**Exercise task**
Consider the records below. How many of their lines include the word "chunks"? State the number and nothing else.

**Records for the exercise**
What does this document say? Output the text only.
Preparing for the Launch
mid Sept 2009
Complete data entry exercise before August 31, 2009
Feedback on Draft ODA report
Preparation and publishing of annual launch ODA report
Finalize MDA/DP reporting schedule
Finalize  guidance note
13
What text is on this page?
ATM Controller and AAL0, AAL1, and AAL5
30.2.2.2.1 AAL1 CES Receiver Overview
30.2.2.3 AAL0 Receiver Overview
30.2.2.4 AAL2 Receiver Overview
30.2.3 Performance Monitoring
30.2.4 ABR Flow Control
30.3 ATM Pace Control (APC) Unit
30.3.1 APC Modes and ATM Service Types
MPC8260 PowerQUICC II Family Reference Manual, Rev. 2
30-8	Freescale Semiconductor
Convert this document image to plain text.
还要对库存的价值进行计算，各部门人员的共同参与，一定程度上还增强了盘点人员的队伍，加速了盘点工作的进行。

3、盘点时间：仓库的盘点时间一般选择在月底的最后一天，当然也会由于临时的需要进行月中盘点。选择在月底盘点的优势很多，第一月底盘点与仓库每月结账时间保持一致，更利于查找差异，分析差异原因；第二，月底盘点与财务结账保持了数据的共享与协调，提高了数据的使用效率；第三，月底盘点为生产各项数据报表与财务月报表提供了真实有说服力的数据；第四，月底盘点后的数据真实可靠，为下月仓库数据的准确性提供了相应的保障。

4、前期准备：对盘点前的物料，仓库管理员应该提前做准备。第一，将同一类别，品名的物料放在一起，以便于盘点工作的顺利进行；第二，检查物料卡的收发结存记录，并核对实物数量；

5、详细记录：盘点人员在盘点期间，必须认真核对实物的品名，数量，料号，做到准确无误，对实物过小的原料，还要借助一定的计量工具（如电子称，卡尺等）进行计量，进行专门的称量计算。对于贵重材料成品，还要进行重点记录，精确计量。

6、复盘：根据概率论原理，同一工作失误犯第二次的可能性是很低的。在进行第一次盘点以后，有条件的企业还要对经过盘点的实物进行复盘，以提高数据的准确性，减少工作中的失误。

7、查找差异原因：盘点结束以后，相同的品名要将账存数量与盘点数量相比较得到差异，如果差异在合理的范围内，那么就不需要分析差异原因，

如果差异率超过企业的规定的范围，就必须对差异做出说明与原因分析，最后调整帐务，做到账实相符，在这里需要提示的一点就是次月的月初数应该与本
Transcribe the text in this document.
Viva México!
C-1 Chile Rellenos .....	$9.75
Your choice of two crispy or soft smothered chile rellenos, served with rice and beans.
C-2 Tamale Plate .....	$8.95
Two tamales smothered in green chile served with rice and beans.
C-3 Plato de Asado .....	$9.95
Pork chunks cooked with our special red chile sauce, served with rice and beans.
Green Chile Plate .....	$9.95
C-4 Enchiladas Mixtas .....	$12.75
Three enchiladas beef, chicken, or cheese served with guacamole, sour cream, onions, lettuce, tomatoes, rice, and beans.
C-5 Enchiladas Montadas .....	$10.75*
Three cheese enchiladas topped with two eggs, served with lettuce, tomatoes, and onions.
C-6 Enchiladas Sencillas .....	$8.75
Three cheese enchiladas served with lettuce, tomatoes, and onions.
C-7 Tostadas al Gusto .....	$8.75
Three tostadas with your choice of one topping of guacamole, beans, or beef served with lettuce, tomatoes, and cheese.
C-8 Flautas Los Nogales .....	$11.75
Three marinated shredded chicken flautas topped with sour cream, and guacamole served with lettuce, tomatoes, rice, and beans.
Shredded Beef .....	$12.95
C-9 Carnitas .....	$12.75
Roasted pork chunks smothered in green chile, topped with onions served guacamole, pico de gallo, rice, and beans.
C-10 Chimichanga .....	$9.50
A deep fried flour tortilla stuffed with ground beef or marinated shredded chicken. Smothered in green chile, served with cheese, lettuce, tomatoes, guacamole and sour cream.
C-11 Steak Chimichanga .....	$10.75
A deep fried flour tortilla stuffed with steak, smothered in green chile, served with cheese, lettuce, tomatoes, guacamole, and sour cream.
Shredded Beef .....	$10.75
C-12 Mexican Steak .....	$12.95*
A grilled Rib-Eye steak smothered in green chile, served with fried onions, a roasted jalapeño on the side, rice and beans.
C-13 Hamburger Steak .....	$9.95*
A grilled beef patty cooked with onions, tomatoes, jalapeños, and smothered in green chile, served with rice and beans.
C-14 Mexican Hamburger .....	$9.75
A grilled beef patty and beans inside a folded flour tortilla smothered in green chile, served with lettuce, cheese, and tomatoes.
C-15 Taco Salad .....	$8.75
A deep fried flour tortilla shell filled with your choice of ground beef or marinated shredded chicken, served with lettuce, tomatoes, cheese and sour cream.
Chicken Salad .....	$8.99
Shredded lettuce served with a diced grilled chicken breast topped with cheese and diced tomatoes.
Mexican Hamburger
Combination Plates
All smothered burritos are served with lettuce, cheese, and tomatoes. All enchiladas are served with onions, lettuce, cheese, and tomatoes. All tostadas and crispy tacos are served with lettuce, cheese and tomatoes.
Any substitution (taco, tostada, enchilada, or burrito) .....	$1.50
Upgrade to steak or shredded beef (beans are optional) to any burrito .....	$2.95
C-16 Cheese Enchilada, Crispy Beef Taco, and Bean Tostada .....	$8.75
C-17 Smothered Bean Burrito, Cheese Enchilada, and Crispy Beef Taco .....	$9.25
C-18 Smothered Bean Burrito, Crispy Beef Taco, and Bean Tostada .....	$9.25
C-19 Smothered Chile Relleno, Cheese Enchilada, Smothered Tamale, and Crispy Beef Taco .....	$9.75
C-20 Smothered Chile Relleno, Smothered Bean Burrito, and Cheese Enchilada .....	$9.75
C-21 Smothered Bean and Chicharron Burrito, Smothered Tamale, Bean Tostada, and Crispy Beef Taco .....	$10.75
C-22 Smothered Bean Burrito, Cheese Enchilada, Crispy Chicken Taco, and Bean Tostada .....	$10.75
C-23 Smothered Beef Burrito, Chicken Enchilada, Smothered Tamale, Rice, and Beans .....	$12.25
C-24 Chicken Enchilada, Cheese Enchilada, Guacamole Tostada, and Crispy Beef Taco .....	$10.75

**Solution for this problem**
2